→ **Requirements**
Retype all the records with nothing changed.

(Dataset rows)
|---|

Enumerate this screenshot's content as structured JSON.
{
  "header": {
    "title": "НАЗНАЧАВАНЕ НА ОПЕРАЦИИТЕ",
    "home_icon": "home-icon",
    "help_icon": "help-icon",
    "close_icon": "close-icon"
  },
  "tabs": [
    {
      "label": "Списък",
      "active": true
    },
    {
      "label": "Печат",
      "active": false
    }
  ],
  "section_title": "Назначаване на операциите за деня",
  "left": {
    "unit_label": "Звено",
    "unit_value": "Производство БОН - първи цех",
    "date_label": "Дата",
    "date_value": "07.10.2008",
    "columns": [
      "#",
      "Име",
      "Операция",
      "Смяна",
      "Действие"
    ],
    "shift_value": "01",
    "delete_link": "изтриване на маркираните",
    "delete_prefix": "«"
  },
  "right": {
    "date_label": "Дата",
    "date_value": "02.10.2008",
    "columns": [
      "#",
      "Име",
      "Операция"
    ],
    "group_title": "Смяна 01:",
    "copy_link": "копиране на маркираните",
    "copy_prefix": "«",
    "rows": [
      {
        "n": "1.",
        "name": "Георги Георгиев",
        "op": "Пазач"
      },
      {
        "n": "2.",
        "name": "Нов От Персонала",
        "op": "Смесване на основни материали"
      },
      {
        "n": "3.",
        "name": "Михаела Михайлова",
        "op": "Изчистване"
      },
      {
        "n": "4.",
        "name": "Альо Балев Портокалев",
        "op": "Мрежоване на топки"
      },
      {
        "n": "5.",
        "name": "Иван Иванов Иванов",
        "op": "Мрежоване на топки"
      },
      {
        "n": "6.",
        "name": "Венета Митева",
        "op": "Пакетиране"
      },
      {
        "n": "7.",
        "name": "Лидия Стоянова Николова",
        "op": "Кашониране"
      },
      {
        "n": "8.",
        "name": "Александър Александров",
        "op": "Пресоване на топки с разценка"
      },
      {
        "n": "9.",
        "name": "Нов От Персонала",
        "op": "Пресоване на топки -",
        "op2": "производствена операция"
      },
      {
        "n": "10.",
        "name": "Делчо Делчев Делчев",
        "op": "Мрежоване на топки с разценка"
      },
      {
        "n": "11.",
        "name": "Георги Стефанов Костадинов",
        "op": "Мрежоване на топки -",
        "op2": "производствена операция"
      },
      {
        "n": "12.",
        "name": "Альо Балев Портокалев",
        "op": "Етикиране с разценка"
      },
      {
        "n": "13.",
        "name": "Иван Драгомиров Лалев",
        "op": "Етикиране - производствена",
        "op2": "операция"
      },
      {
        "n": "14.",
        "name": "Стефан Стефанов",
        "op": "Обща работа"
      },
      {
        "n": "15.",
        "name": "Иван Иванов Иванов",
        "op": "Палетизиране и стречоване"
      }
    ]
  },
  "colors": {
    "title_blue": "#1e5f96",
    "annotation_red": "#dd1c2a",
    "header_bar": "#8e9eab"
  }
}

|---|

→ **Task output**
Enumerate this screenshot's content as structured JSON.
{
  "header": {
    "title": "НАЗНАЧАВАНЕ НА ОПЕРАЦИИТЕ",
    "home_icon": "home-icon",
    "help_icon": "help-icon",
    "close_icon": "close-icon"
  },
  "tabs": [
    {
      "label": "Списък",
      "active": true
    },
    {
      "label": "Печат",
      "active": false
    }
  ],
  "section_title": "Назначаване на операциите за деня",
  "left": {
    "unit_label": "Звено",
    "unit_value": "Производство БОН - първи цех",
    "date_label": "Дата",
    "date_value": "07.10.2008",
    "columns": [
      "#",
      "Име",
      "Операция",
      "Смяна",
      "Действие"
    ],
    "shift_value": "01",
    "delete_link": "изтриване на маркираните",
    "delete_prefix": "«"
  },
  "right": {
    "date_label": "Дата",
    "date_value": "02.10.2008",
    "columns": [
      "#",
      "Име",
      "Операция"
    ],
    "group_title": "Смяна 01:",
    "copy_link": "копиране на маркираните",
    "copy_prefix": "«",
    "rows": [
      {
        "n": "1.",
        "name": "Георги Георгиев",
        "op": "Пазач"
      },
      {
        "n": "2.",
        "name": "Нов От Персонала",
        "op": "Смесване на основни материали"
      },
      {
        "n": "3.",
        "name": "Михаела Михайлова",
        "op": "Изчистване"
      },
      {
        "n": "4.",
        "name": "Альо Балев Портокалев",
        "op": "Мрежоване на топки"
      },
      {
        "n": "5.",
        "name": "Иван Иванов Иванов",
        "op": "Мрежоване на топки"
      },
      {
        "n": "6.",
        "name": "Венета Митева",
        "op": "Пакетиране"
      },
      {
        "n": "7.",
        "name": "Лидия Стоянова Николова",
        "op": "Кашониране"
      },
      {
        "n": "8.",
        "name": "Александър Александров",
        "op": "Пресоване на топки с разценка"
      },
      {
        "n": "9.",
        "name": "Нов От Персонала",
        "op": "Пресоване на топки -",
        "op2": "производствена операция"
      },
      {
        "n": "10.",
        "name": "Делчо Делчев Делчев",
        "op": "Мрежоване на топки с разценка"
      },
      {
        "n": "11.",
        "name": "Георги Стефанов Костадинов",
        "op": "Мрежоване на топки -",
        "op2": "производствена операция"
      },
      {
        "n": "12.",
        "name": "Альо Балев Портокалев",
        "op": "Етикиране с разценка"
      },
      {
        "n": "13.",
        "name": "Иван Драгомиров Лалев",
        "op": "Етикиране - производствена",
        "op2": "операция"
      },
      {
        "n": "14.",
        "name": "Стефан Стефанов",
        "op": "Обща работа"
      },
      {
        "n": "15.",
        "name": "Иван Иванов Иванов",
        "op": "Палетизиране и стречоване"
      }
    ]
  },
  "colors": {
    "title_blue": "#1e5f96",
    "annotation_red": "#dd1c2a",
    "header_bar": "#8e9eab"
  }
}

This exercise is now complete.